Extract all data as written.

Data items:
——————————
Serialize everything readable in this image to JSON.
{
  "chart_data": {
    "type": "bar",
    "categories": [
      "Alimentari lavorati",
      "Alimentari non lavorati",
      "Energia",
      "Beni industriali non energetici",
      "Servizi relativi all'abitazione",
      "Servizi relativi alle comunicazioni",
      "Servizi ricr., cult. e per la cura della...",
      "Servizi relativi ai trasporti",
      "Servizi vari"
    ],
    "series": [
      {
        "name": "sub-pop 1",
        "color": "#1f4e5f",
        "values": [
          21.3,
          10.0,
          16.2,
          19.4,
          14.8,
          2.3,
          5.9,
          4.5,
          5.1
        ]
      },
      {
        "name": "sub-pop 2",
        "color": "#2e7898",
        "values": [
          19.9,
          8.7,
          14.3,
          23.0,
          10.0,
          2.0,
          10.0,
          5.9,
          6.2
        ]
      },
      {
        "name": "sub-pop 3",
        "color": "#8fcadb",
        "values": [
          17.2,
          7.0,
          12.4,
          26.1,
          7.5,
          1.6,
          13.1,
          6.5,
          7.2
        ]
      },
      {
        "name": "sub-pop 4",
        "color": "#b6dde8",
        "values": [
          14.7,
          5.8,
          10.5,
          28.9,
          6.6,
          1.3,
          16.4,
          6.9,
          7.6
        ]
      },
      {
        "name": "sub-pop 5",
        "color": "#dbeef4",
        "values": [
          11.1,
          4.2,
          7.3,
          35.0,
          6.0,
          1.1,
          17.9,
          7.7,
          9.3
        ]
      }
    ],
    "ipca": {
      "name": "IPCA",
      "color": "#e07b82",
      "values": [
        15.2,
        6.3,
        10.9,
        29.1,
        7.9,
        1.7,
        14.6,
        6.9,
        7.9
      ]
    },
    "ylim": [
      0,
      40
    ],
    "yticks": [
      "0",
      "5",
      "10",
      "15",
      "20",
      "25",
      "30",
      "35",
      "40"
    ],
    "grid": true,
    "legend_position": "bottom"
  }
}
——————————
> Problem solution:
Serialize everything readable in this image to JSON.
{
  "chart_data": {
    "type": "bar",
    "categories": [
      "Alimentari lavorati",
      "Alimentari non lavorati",
      "Energia",
      "Beni industriali non energetici",
      "Servizi relativi all'abitazione",
      "Servizi relativi alle comunicazioni",
      "Servizi ricr., cult. e per la cura della...",
      "Servizi relativi ai trasporti",
      "Servizi vari"
    ],
    "series": [
      {
        "name": "sub-pop 1",
        "color": "#1f4e5f",
        "values": [
          21.3,
          10.0,
          16.2,
          19.4,
          14.8,
          2.3,
          5.9,
          4.5,
          5.1
        ]
      },
      {
        "name": "sub-pop 2",
        "color": "#2e7898",
        "values": [
          19.9,
          8.7,
          14.3,
          23.0,
          10.0,
          2.0,
          10.0,
          5.9,
          6.2
        ]
      },
      {
        "name": "sub-pop 3",
        "color": "#8fcadb",
        "values": [
          17.2,
          7.0,
          12.4,
          26.1,
          7.5,
          1.6,
          13.1,
          6.5,
          7.2
        ]
      },
      {
        "name": "sub-pop 4",
        "color": "#b6dde8",
        "values": [
          14.7,
          5.8,
          10.5,
          28.9,
          6.6,
          1.3,
          16.4,
          6.9,
          7.6
        ]
      },
      {
        "name": "sub-pop 5",
        "color": "#dbeef4",
        "values": [
          11.1,
          4.2,
          7.3,
          35.0,
          6.0,
          1.1,
          17.9,
          7.7,
          9.3
        ]
      }
    ],
    "ipca": {
      "name": "IPCA",
      "color": "#e07b82",
      "values": [
        15.2,
        6.3,
        10.9,
        29.1,
        7.9,
        1.7,
        14.6,
        6.9,
        7.9
      ]
    },
    "ylim": [
      0,
      40
    ],
    "yticks": [
      "0",
      "5",
      "10",
      "15",
      "20",
      "25",
      "30",
      "35",
      "40"
    ],
    "grid": true,
    "legend_position": "bottom"
  }
}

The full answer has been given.